**Directions**: Every entry below must be repeated exactly; skip the pictures.

==== Records to use ====

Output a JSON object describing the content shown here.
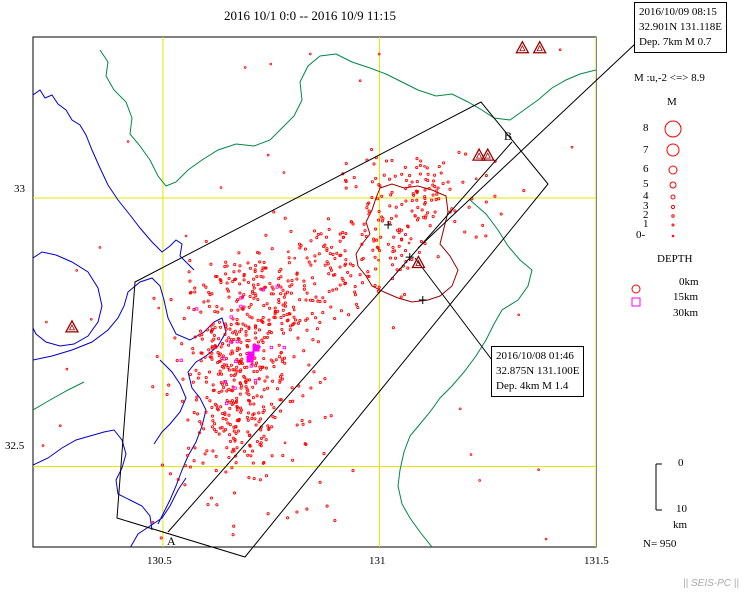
{
  "title": "2016 10/1 0:0 -- 2016 10/9 11:15",
  "map": {
    "lon_range": [
      130.2,
      131.5
    ],
    "lat_range": [
      32.35,
      33.3
    ],
    "lon_ticks": [
      {
        "value": 130.5,
        "label": "130.5"
      },
      {
        "value": 131,
        "label": "131"
      },
      {
        "value": 131.5,
        "label": "131.5"
      }
    ],
    "lat_ticks": [
      {
        "value": 33,
        "label": "33"
      },
      {
        "value": 32.5,
        "label": "32.5"
      }
    ],
    "cross_section_labels": {
      "a": "A",
      "b": "B"
    },
    "volcanoes": [
      {
        "lon": 131.33,
        "lat": 33.28
      },
      {
        "lon": 131.37,
        "lat": 33.28
      },
      {
        "lon": 131.23,
        "lat": 33.08
      },
      {
        "lon": 131.25,
        "lat": 33.08
      },
      {
        "lon": 131.09,
        "lat": 32.88
      },
      {
        "lon": 130.29,
        "lat": 32.76
      }
    ],
    "crosses": [
      {
        "lon": 131.02,
        "lat": 32.95
      },
      {
        "lon": 131.07,
        "lat": 32.89
      },
      {
        "lon": 131.1,
        "lat": 32.81
      }
    ]
  },
  "callout_top": {
    "line1": "2016/10/09 08:15",
    "line2": "32.901N   131.118E",
    "line3": "Dep. 7km    M 0.7"
  },
  "callout_mid": {
    "line1": "2016/10/08 01:46",
    "line2": "32.875N   131.100E",
    "line3": "Dep. 4km    M 1.4"
  },
  "magnitude_legend": {
    "range_text": "M :u,-2 <=> 8.9",
    "title": "M",
    "levels": [
      "8",
      "7",
      "6",
      "5",
      "4",
      "3",
      "2",
      "1",
      "0-"
    ]
  },
  "depth_legend": {
    "title": "DEPTH",
    "entries": [
      {
        "label": "0km",
        "color": "#ff0000",
        "shape": "circle"
      },
      {
        "label": "15km",
        "color": "#ff00ff",
        "shape": "square"
      },
      {
        "label": "30km",
        "color": "#ff00ff",
        "shape": "square"
      }
    ]
  },
  "scale_bar": {
    "top_label": "0",
    "bottom_label": "10",
    "unit": "km"
  },
  "count_label": "N= 950",
  "footer": "|| SEIS-PC ||",
  "colors": {
    "grid": "#e6e600",
    "coast": "#0000cc",
    "pref_border": "#008844",
    "caldera": "#990000",
    "quake": "#ff0000",
    "quake_deep": "#ff00ff",
    "volcano": "#990000"
  }
}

====

**Solution below**:
Output a JSON object describing the content shown here.
{
  "title": "2016 10/1 0:0 -- 2016 10/9 11:15",
  "map": {
    "lon_range": [
      130.2,
      131.5
    ],
    "lat_range": [
      32.35,
      33.3
    ],
    "lon_ticks": [
      {
        "value": 130.5,
        "label": "130.5"
      },
      {
        "value": 131,
        "label": "131"
      },
      {
        "value": 131.5,
        "label": "131.5"
      }
    ],
    "lat_ticks": [
      {
        "value": 33,
        "label": "33"
      },
      {
        "value": 32.5,
        "label": "32.5"
      }
    ],
    "cross_section_labels": {
      "a": "A",
      "b": "B"
    },
    "volcanoes": [
      {
        "lon": 131.33,
        "lat": 33.28
      },
      {
        "lon": 131.37,
        "lat": 33.28
      },
      {
        "lon": 131.23,
        "lat": 33.08
      },
      {
        "lon": 131.25,
        "lat": 33.08
      },
      {
        "lon": 131.09,
        "lat": 32.88
      },
      {
        "lon": 130.29,
        "lat": 32.76
      }
    ],
    "crosses": [
      {
        "lon": 131.02,
        "lat": 32.95
      },
      {
        "lon": 131.07,
        "lat": 32.89
      },
      {
        "lon": 131.1,
        "lat": 32.81
      }
    ]
  },
  "callout_top": {
    "line1": "2016/10/09 08:15",
    "line2": "32.901N   131.118E",
    "line3": "Dep. 7km    M 0.7"
  },
  "callout_mid": {
    "line1": "2016/10/08 01:46",
    "line2": "32.875N   131.100E",
    "line3": "Dep. 4km    M 1.4"
  },
  "magnitude_legend": {
    "range_text": "M :u,-2 <=> 8.9",
    "title": "M",
    "levels": [
      "8",
      "7",
      "6",
      "5",
      "4",
      "3",
      "2",
      "1",
      "0-"
    ]
  },
  "depth_legend": {
    "title": "DEPTH",
    "entries": [
      {
        "label": "0km",
        "color": "#ff0000",
        "shape": "circle"
      },
      {
        "label": "15km",
        "color": "#ff00ff",
        "shape": "square"
      },
      {
        "label": "30km",
        "color": "#ff00ff",
        "shape": "square"
      }
    ]
  },
  "scale_bar": {
    "top_label": "0",
    "bottom_label": "10",
    "unit": "km"
  },
  "count_label": "N= 950",
  "footer": "|| SEIS-PC ||",
  "colors": {
    "grid": "#e6e600",
    "coast": "#0000cc",
    "pref_border": "#008844",
    "caldera": "#990000",
    "quake": "#ff0000",
    "quake_deep": "#ff00ff",
    "volcano": "#990000"
  }
}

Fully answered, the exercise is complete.